Work instructions: Check each line of the listing, and copy it if it contains the word "right".

Record excerpts:
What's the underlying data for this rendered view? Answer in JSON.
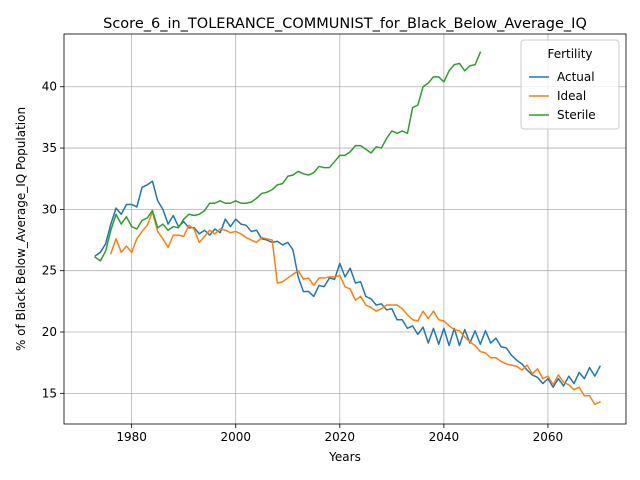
{
  "chart_data": {
    "type": "line",
    "title": "Score_6_in_TOLERANCE_COMMUNIST_for_Black_Below_Average_IQ",
    "xlabel": "Years",
    "ylabel": "% of Black Below_Average_IQ Population",
    "xlim": [
      1967,
      2075
    ],
    "ylim": [
      12.5,
      44.3
    ],
    "xticks": [
      1980,
      2000,
      2020,
      2040,
      2060
    ],
    "yticks": [
      15,
      20,
      25,
      30,
      35,
      40
    ],
    "grid": true,
    "legend": {
      "title": "Fertility",
      "placement": "top-right"
    },
    "series": [
      {
        "name": "Actual",
        "color": "#1f77b4",
        "x": [
          1973,
          1974,
          1975,
          1976,
          1977,
          1978,
          1979,
          1980,
          1981,
          1982,
          1983,
          1984,
          1985,
          1986,
          1987,
          1988,
          1989,
          1990,
          1991,
          1992,
          1993,
          1994,
          1995,
          1996,
          1997,
          1998,
          1999,
          2000,
          2001,
          2002,
          2003,
          2004,
          2005,
          2006,
          2007,
          2008,
          2009,
          2010,
          2011,
          2012,
          2013,
          2014,
          2015,
          2016,
          2017,
          2018,
          2019,
          2020,
          2021,
          2022,
          2023,
          2024,
          2025,
          2026,
          2027,
          2028,
          2029,
          2030,
          2031,
          2032,
          2033,
          2034,
          2035,
          2036,
          2037,
          2038,
          2039,
          2040,
          2041,
          2042,
          2043,
          2044,
          2045,
          2046,
          2047,
          2048,
          2049,
          2050,
          2051,
          2052,
          2053,
          2054,
          2055,
          2056,
          2057,
          2058,
          2059,
          2060,
          2061,
          2062,
          2063,
          2064,
          2065,
          2066,
          2067,
          2068,
          2069,
          2070
        ],
        "y": [
          26.2,
          26.5,
          27.2,
          28.8,
          30.1,
          29.6,
          30.4,
          30.4,
          30.2,
          31.8,
          32.0,
          32.3,
          30.7,
          30.0,
          28.8,
          29.5,
          28.6,
          29.0,
          28.5,
          28.5,
          28.0,
          28.3,
          27.9,
          28.4,
          28.1,
          29.2,
          28.6,
          29.2,
          28.8,
          28.7,
          28.2,
          28.3,
          27.6,
          27.5,
          27.3,
          27.4,
          27.1,
          27.3,
          26.7,
          24.5,
          23.3,
          23.3,
          22.9,
          23.8,
          23.7,
          24.4,
          24.3,
          25.6,
          24.5,
          25.2,
          24.0,
          24.1,
          22.9,
          22.7,
          22.2,
          22.3,
          21.8,
          21.9,
          21.0,
          21.0,
          20.3,
          20.5,
          19.8,
          20.4,
          19.1,
          20.3,
          19.0,
          20.3,
          18.9,
          20.3,
          18.9,
          20.2,
          19.1,
          20.1,
          19.0,
          20.1,
          19.1,
          19.5,
          18.8,
          18.7,
          18.1,
          17.7,
          17.4,
          16.9,
          16.5,
          16.3,
          15.8,
          16.2,
          15.5,
          16.2,
          15.6,
          16.4,
          15.8,
          16.7,
          16.2,
          17.1,
          16.4,
          17.2
        ]
      },
      {
        "name": "Ideal",
        "color": "#ff7f0e",
        "x": [
          1976,
          1977,
          1978,
          1979,
          1980,
          1981,
          1982,
          1983,
          1984,
          1985,
          1986,
          1987,
          1988,
          1989,
          1990,
          1991,
          1992,
          1993,
          1994,
          1995,
          1996,
          1997,
          1998,
          1999,
          2000,
          2001,
          2002,
          2003,
          2004,
          2005,
          2006,
          2007,
          2008,
          2009,
          2010,
          2011,
          2012,
          2013,
          2014,
          2015,
          2016,
          2017,
          2018,
          2019,
          2020,
          2021,
          2022,
          2023,
          2024,
          2025,
          2026,
          2027,
          2028,
          2029,
          2030,
          2031,
          2032,
          2033,
          2034,
          2035,
          2036,
          2037,
          2038,
          2039,
          2040,
          2041,
          2042,
          2043,
          2044,
          2045,
          2046,
          2047,
          2048,
          2049,
          2050,
          2051,
          2052,
          2053,
          2054,
          2055,
          2056,
          2057,
          2058,
          2059,
          2060,
          2061,
          2062,
          2063,
          2064,
          2065,
          2066,
          2067,
          2068,
          2069,
          2070
        ],
        "y": [
          26.4,
          27.6,
          26.5,
          27.0,
          26.5,
          27.6,
          28.2,
          28.7,
          29.8,
          28.2,
          27.6,
          26.9,
          27.9,
          27.9,
          27.8,
          28.7,
          28.4,
          27.3,
          27.8,
          28.3,
          28.0,
          28.4,
          28.3,
          28.1,
          28.2,
          28.0,
          27.7,
          27.5,
          27.3,
          27.7,
          27.6,
          27.5,
          24.0,
          24.1,
          24.4,
          24.7,
          25.0,
          24.3,
          24.4,
          23.8,
          24.4,
          24.4,
          24.5,
          24.5,
          24.6,
          23.7,
          23.5,
          22.6,
          22.9,
          22.2,
          22.0,
          21.7,
          21.9,
          22.2,
          22.2,
          22.2,
          21.9,
          21.4,
          21.0,
          20.9,
          21.7,
          21.1,
          21.7,
          21.0,
          20.9,
          20.5,
          20.2,
          20.1,
          19.6,
          19.2,
          18.9,
          18.4,
          18.3,
          17.9,
          17.9,
          17.6,
          17.4,
          17.3,
          17.2,
          16.9,
          17.3,
          16.6,
          17.0,
          16.2,
          16.4,
          15.7,
          16.5,
          15.9,
          15.7,
          15.3,
          15.5,
          14.8,
          14.8,
          14.1,
          14.3
        ]
      },
      {
        "name": "Sterile",
        "color": "#2ca02c",
        "x": [
          1973,
          1974,
          1975,
          1976,
          1977,
          1978,
          1979,
          1980,
          1981,
          1982,
          1983,
          1984,
          1985,
          1986,
          1987,
          1988,
          1989,
          1990,
          1991,
          1992,
          1993,
          1994,
          1995,
          1996,
          1997,
          1998,
          1999,
          2000,
          2001,
          2002,
          2003,
          2004,
          2005,
          2006,
          2007,
          2008,
          2009,
          2010,
          2011,
          2012,
          2013,
          2014,
          2015,
          2016,
          2017,
          2018,
          2019,
          2020,
          2021,
          2022,
          2023,
          2024,
          2025,
          2026,
          2027,
          2028,
          2029,
          2030,
          2031,
          2032,
          2033,
          2034,
          2035,
          2036,
          2037,
          2038,
          2039,
          2040,
          2041,
          2042,
          2043,
          2044,
          2045,
          2046,
          2047
        ],
        "y": [
          26.1,
          25.8,
          26.6,
          28.3,
          29.6,
          28.8,
          29.4,
          28.6,
          28.4,
          29.1,
          29.3,
          29.9,
          28.5,
          28.8,
          28.3,
          28.6,
          28.5,
          29.2,
          29.6,
          29.5,
          29.6,
          29.9,
          30.5,
          30.5,
          30.7,
          30.5,
          30.5,
          30.7,
          30.5,
          30.5,
          30.6,
          30.9,
          31.3,
          31.4,
          31.6,
          32.0,
          32.1,
          32.7,
          32.8,
          33.1,
          32.9,
          32.8,
          33.0,
          33.5,
          33.4,
          33.4,
          33.9,
          34.4,
          34.4,
          34.7,
          35.2,
          35.2,
          34.9,
          34.6,
          35.1,
          35.0,
          35.8,
          36.4,
          36.2,
          36.4,
          36.2,
          38.3,
          38.5,
          40.0,
          40.3,
          40.8,
          40.8,
          40.4,
          41.3,
          41.8,
          41.9,
          41.3,
          41.7,
          41.8,
          42.8
        ]
      }
    ]
  }
}
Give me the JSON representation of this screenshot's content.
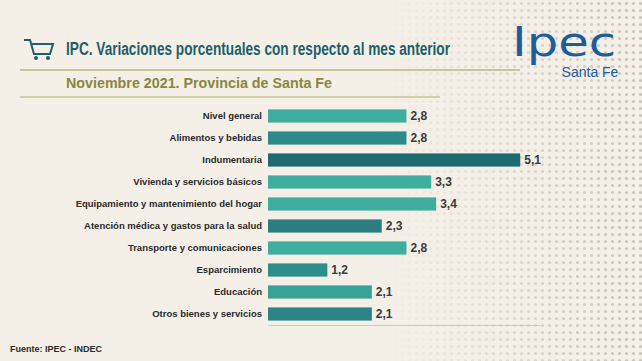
{
  "chart_data": {
    "type": "bar",
    "orientation": "horizontal",
    "title": "IPC. Variaciones porcentuales con respecto al mes anterior",
    "subtitle": "Noviembre 2021. Provincia de Santa Fe",
    "source": "Fuente: IPEC - INDEC",
    "annotations": [
      "Ipec",
      "Santa Fe"
    ],
    "categories": [
      "Nivel general",
      "Alimentos y bebidas",
      "Indumentaria",
      "Vivienda y servicios básicos",
      "Equipamiento y mantenimiento del hogar",
      "Atención médica y gastos para la salud",
      "Transporte y comunicaciones",
      "Esparcimiento",
      "Educación",
      "Otros bienes y servicios"
    ],
    "values": [
      2.8,
      2.8,
      5.1,
      3.3,
      3.4,
      2.3,
      2.8,
      1.2,
      2.1,
      2.1
    ],
    "value_labels": [
      "2,8",
      "2,8",
      "5,1",
      "3,3",
      "3,4",
      "2,3",
      "2,8",
      "1,2",
      "2,1",
      "2,1"
    ],
    "colors": [
      "#3fae9e",
      "#2c8a8a",
      "#1f6b72",
      "#3fae9e",
      "#3fae9e",
      "#2b7d80",
      "#3fae9e",
      "#2e8f8a",
      "#38a395",
      "#2c8486"
    ],
    "xlim": [
      0,
      5.5
    ],
    "data_labels": true,
    "tick_labels": "y",
    "grid": false
  }
}
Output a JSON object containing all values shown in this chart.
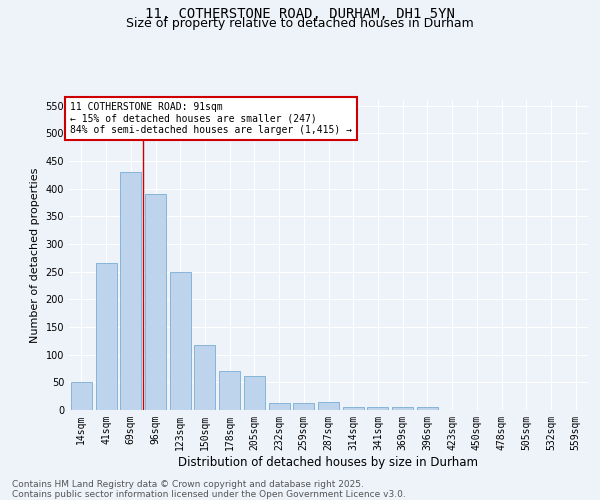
{
  "title": "11, COTHERSTONE ROAD, DURHAM, DH1 5YN",
  "subtitle": "Size of property relative to detached houses in Durham",
  "xlabel": "Distribution of detached houses by size in Durham",
  "ylabel": "Number of detached properties",
  "categories": [
    "14sqm",
    "41sqm",
    "69sqm",
    "96sqm",
    "123sqm",
    "150sqm",
    "178sqm",
    "205sqm",
    "232sqm",
    "259sqm",
    "287sqm",
    "314sqm",
    "341sqm",
    "369sqm",
    "396sqm",
    "423sqm",
    "450sqm",
    "478sqm",
    "505sqm",
    "532sqm",
    "559sqm"
  ],
  "values": [
    50,
    265,
    430,
    390,
    250,
    117,
    70,
    62,
    13,
    13,
    14,
    6,
    5,
    5,
    5,
    0,
    0,
    0,
    0,
    0,
    0
  ],
  "bar_color": "#bdd4ec",
  "bar_edge_color": "#7aaed4",
  "vline_color": "#cc0000",
  "vline_x_index": 2.5,
  "annotation_text": "11 COTHERSTONE ROAD: 91sqm\n← 15% of detached houses are smaller (247)\n84% of semi-detached houses are larger (1,415) →",
  "annotation_box_color": "#ffffff",
  "annotation_box_edge_color": "#cc0000",
  "ylim": [
    0,
    560
  ],
  "yticks": [
    0,
    50,
    100,
    150,
    200,
    250,
    300,
    350,
    400,
    450,
    500,
    550
  ],
  "background_color": "#eef2f9",
  "grid_color": "#ffffff",
  "footer_line1": "Contains HM Land Registry data © Crown copyright and database right 2025.",
  "footer_line2": "Contains public sector information licensed under the Open Government Licence v3.0.",
  "title_fontsize": 10,
  "subtitle_fontsize": 9,
  "ylabel_fontsize": 8,
  "xlabel_fontsize": 8.5,
  "tick_fontsize": 7,
  "annotation_fontsize": 7,
  "footer_fontsize": 6.5
}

Correct answer:
      "placement": "top-right"
  "footer_line1": "Contains HM Land Registry data © Crown copyright and database right 2025.",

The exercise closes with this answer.